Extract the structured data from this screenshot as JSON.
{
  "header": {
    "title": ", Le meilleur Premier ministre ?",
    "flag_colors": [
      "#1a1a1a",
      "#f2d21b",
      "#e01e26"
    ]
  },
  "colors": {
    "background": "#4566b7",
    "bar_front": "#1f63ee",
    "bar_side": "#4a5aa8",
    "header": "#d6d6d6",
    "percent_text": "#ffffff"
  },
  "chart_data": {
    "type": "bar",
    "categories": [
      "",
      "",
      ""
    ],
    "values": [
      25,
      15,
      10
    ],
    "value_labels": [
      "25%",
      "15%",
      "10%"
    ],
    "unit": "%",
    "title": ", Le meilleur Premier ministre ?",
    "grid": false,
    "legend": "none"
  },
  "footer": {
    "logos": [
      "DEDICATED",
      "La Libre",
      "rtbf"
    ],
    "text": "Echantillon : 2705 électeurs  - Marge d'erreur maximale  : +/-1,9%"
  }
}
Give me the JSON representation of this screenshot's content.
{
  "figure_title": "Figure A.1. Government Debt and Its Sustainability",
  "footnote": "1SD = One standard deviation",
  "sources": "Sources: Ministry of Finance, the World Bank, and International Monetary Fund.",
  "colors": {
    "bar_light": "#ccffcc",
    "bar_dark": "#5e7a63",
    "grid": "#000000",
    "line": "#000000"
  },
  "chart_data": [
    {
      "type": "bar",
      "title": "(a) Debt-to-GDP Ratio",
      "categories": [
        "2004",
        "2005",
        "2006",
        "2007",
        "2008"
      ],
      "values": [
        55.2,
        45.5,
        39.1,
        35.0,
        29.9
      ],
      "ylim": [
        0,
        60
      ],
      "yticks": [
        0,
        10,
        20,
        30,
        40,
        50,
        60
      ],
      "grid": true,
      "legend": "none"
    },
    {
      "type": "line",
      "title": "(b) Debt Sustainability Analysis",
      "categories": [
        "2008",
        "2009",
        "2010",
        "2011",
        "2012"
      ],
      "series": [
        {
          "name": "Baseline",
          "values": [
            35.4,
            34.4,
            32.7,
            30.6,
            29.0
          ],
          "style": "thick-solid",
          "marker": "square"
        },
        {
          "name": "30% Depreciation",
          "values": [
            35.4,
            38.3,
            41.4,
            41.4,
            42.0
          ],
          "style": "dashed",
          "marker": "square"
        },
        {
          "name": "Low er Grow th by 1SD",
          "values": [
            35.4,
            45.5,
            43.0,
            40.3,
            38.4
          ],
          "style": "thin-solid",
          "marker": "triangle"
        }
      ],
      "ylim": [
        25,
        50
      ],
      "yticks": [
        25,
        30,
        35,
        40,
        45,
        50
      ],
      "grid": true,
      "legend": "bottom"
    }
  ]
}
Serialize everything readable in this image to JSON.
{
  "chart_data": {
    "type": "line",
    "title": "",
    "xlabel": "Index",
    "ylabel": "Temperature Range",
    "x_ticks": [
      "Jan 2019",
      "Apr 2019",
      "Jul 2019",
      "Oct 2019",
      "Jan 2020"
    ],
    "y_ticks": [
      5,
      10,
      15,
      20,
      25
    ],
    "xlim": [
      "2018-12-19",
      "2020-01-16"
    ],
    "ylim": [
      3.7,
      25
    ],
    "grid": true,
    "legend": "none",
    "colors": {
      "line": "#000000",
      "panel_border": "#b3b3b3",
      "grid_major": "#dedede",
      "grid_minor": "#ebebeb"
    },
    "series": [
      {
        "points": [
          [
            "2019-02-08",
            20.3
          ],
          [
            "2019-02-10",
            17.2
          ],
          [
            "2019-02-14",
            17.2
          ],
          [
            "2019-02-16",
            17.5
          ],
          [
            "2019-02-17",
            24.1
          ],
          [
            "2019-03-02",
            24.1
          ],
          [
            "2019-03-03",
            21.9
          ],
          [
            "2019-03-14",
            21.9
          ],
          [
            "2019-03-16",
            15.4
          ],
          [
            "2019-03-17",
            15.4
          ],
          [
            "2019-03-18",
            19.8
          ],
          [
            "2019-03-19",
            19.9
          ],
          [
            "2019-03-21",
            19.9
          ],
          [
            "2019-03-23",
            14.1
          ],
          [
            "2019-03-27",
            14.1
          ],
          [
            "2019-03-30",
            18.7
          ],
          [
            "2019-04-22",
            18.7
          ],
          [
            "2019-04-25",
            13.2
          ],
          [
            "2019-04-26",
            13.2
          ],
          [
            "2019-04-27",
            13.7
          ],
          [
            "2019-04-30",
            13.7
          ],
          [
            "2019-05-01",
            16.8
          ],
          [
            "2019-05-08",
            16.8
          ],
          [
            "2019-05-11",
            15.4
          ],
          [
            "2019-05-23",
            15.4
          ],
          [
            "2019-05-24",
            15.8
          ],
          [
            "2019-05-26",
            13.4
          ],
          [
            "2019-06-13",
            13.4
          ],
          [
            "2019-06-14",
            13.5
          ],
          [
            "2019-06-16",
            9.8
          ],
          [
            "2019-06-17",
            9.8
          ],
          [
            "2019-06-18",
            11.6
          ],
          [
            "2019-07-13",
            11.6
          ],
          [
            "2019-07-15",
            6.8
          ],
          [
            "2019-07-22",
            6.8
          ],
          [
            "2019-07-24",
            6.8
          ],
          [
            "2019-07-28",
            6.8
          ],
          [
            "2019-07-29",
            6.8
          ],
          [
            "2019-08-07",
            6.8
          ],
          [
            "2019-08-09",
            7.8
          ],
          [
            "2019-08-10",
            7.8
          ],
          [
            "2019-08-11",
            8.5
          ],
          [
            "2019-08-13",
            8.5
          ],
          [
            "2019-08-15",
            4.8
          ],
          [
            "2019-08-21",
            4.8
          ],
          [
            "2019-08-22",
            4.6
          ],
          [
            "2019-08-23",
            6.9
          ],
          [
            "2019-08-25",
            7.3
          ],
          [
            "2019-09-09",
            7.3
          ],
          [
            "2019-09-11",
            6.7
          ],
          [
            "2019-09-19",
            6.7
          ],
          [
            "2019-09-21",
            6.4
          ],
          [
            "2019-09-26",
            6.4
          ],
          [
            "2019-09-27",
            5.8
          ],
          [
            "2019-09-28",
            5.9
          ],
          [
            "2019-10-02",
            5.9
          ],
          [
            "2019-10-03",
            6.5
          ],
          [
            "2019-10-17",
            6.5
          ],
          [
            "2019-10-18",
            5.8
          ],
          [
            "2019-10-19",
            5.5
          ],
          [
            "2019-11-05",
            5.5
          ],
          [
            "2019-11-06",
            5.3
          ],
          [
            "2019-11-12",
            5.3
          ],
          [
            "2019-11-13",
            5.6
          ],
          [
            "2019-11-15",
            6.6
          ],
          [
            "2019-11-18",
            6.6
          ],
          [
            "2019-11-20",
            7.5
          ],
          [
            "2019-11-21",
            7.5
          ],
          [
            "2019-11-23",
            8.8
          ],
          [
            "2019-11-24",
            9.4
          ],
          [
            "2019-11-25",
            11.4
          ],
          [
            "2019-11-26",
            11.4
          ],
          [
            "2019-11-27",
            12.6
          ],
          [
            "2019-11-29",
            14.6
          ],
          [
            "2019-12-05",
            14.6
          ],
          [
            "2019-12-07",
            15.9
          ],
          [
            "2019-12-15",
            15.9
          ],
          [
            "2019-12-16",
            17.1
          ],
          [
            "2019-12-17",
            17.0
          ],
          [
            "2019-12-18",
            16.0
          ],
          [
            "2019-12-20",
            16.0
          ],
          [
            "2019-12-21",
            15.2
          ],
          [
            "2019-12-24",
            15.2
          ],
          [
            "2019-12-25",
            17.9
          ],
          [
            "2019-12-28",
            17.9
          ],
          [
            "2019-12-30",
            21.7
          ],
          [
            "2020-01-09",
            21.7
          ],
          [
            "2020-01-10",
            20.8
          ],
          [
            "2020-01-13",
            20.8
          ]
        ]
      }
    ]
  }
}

+++

### SET TASK
Return all of the entries exactly as written.

### FINISHED TASK
Extract the structured data from this screenshot as JSON.
{
  "header": {
    "title": ", Le meilleur Premier ministre ?",
    "flag_colors": [
      "#1a1a1a",
      "#f2d21b",
      "#e01e26"
    ]
  },
  "colors": {
    "background": "#4566b7",
    "bar_front": "#1f63ee",
    "bar_side": "#4a5aa8",
    "header": "#d6d6d6",
    "percent_text": "#ffffff"
  },
  "chart_data": {
    "type": "bar",
    "categories": [
      "",
      "",
      ""
    ],
    "values": [
      25,
      15,
      10
    ],
    "value_labels": [
      "25%",
      "15%",
      "10%"
    ],
    "unit": "%",
    "title": ", Le meilleur Premier ministre ?",
    "grid": false,
    "legend": "none"
  },
  "footer": {
    "logos": [
      "DEDICATED",
      "La Libre",
      "rtbf"
    ],
    "text": "Echantillon : 2705 électeurs  - Marge d'erreur maximale  : +/-1,9%"
  }
}
Give me the JSON representation of this screenshot's content.
{
  "figure_title": "Figure A.1. Government Debt and Its Sustainability",
  "footnote": "1SD = One standard deviation",
  "sources": "Sources: Ministry of Finance, the World Bank, and International Monetary Fund.",
  "colors": {
    "bar_light": "#ccffcc",
    "bar_dark": "#5e7a63",
    "grid": "#000000",
    "line": "#000000"
  },
  "chart_data": [
    {
      "type": "bar",
      "title": "(a) Debt-to-GDP Ratio",
      "categories": [
        "2004",
        "2005",
        "2006",
        "2007",
        "2008"
      ],
      "values": [
        55.2,
        45.5,
        39.1,
        35.0,
        29.9
      ],
      "ylim": [
        0,
        60
      ],
      "yticks": [
        0,
        10,
        20,
        30,
        40,
        50,
        60
      ],
      "grid": true,
      "legend": "none"
    },
    {
      "type": "line",
      "title": "(b) Debt Sustainability Analysis",
      "categories": [
        "2008",
        "2009",
        "2010",
        "2011",
        "2012"
      ],
      "series": [
        {
          "name": "Baseline",
          "values": [
            35.4,
            34.4,
            32.7,
            30.6,
            29.0
          ],
          "style": "thick-solid",
          "marker": "square"
        },
        {
          "name": "30% Depreciation",
          "values": [
            35.4,
            38.3,
            41.4,
            41.4,
            42.0
          ],
          "style": "dashed",
          "marker": "square"
        },
        {
          "name": "Low er Grow th by 1SD",
          "values": [
            35.4,
            45.5,
            43.0,
            40.3,
            38.4
          ],
          "style": "thin-solid",
          "marker": "triangle"
        }
      ],
      "ylim": [
        25,
        50
      ],
      "yticks": [
        25,
        30,
        35,
        40,
        45,
        50
      ],
      "grid": true,
      "legend": "bottom"
    }
  ]
}
Serialize everything readable in this image to JSON.
{
  "chart_data": {
    "type": "line",
    "title": "",
    "xlabel": "Index",
    "ylabel": "Temperature Range",
    "x_ticks": [
      "Jan 2019",
      "Apr 2019",
      "Jul 2019",
      "Oct 2019",
      "Jan 2020"
    ],
    "y_ticks": [
      5,
      10,
      15,
      20,
      25
    ],
    "xlim": [
      "2018-12-19",
      "2020-01-16"
    ],
    "ylim": [
      3.7,
      25
    ],
    "grid": true,
    "legend": "none",
    "colors": {
      "line": "#000000",
      "panel_border": "#b3b3b3",
      "grid_major": "#dedede",
      "grid_minor": "#ebebeb"
    },
    "series": [
      {
        "points": [
          [
            "2019-02-08",
            20.3
          ],
          [
            "2019-02-10",
            17.2
          ],
          [
            "2019-02-14",
            17.2
          ],
          [
            "2019-02-16",
            17.5
          ],
          [
            "2019-02-17",
            24.1
          ],
          [
            "2019-03-02",
            24.1
          ],
          [
            "2019-03-03",
            21.9
          ],
          [
            "2019-03-14",
            21.9
          ],
          [
            "2019-03-16",
            15.4
          ],
          [
            "2019-03-17",
            15.4
          ],
          [
            "2019-03-18",
            19.8
          ],
          [
            "2019-03-19",
            19.9
          ],
          [
            "2019-03-21",
            19.9
          ],
          [
            "2019-03-23",
            14.1
          ],
          [
            "2019-03-27",
            14.1
          ],
          [
            "2019-03-30",
            18.7
          ],
          [
            "2019-04-22",
            18.7
          ],
          [
            "2019-04-25",
            13.2
          ],
          [
            "2019-04-26",
            13.2
          ],
          [
            "2019-04-27",
            13.7
          ],
          [
            "2019-04-30",
            13.7
          ],
          [
            "2019-05-01",
            16.8
          ],
          [
            "2019-05-08",
            16.8
          ],
          [
            "2019-05-11",
            15.4
          ],
          [
            "2019-05-23",
            15.4
          ],
          [
            "2019-05-24",
            15.8
          ],
          [
            "2019-05-26",
            13.4
          ],
          [
            "2019-06-13",
            13.4
          ],
          [
            "2019-06-14",
            13.5
          ],
          [
            "2019-06-16",
            9.8
          ],
          [
            "2019-06-17",
            9.8
          ],
          [
            "2019-06-18",
            11.6
          ],
          [
            "2019-07-13",
            11.6
          ],
          [
            "2019-07-15",
            6.8
          ],
          [
            "2019-07-22",
            6.8
          ],
          [
            "2019-07-24",
            6.8
          ],
          [
            "2019-07-28",
            6.8
          ],
          [
            "2019-07-29",
            6.8
          ],
          [
            "2019-08-07",
            6.8
          ],
          [
            "2019-08-09",
            7.8
          ],
          [
            "2019-08-10",
            7.8
          ],
          [
            "2019-08-11",
            8.5
          ],
          [
            "2019-08-13",
            8.5
          ],
          [
            "2019-08-15",
            4.8
          ],
          [
            "2019-08-21",
            4.8
          ],
          [
            "2019-08-22",
            4.6
          ],
          [
            "2019-08-23",
            6.9
          ],
          [
            "2019-08-25",
            7.3
          ],
          [
            "2019-09-09",
            7.3
          ],
          [
            "2019-09-11",
            6.7
          ],
          [
            "2019-09-19",
            6.7
          ],
          [
            "2019-09-21",
            6.4
          ],
          [
            "2019-09-26",
            6.4
          ],
          [
            "2019-09-27",
            5.8
          ],
          [
            "2019-09-28",
            5.9
          ],
          [
            "2019-10-02",
            5.9
          ],
          [
            "2019-10-03",
            6.5
          ],
          [
            "2019-10-17",
            6.5
          ],
          [
            "2019-10-18",
            5.8
          ],
          [
            "2019-10-19",
            5.5
          ],
          [
            "2019-11-05",
            5.5
          ],
          [
            "2019-11-06",
            5.3
          ],
          [
            "2019-11-12",
            5.3
          ],
          [
            "2019-11-13",
            5.6
          ],
          [
            "2019-11-15",
            6.6
          ],
          [
            "2019-11-18",
            6.6
          ],
          [
            "2019-11-20",
            7.5
          ],
          [
            "2019-11-21",
            7.5
          ],
          [
            "2019-11-23",
            8.8
          ],
          [
            "2019-11-24",
            9.4
          ],
          [
            "2019-11-25",
            11.4
          ],
          [
            "2019-11-26",
            11.4
          ],
          [
            "2019-11-27",
            12.6
          ],
          [
            "2019-11-29",
            14.6
          ],
          [
            "2019-12-05",
            14.6
          ],
          [
            "2019-12-07",
            15.9
          ],
          [
            "2019-12-15",
            15.9
          ],
          [
            "2019-12-16",
            17.1
          ],
          [
            "2019-12-17",
            17.0
          ],
          [
            "2019-12-18",
            16.0
          ],
          [
            "2019-12-20",
            16.0
          ],
          [
            "2019-12-21",
            15.2
          ],
          [
            "2019-12-24",
            15.2
          ],
          [
            "2019-12-25",
            17.9
          ],
          [
            "2019-12-28",
            17.9
          ],
          [
            "2019-12-30",
            21.7
          ],
          [
            "2020-01-09",
            21.7
          ],
          [
            "2020-01-10",
            20.8
          ],
          [
            "2020-01-13",
            20.8
          ]
        ]
      }
    ]
  }
}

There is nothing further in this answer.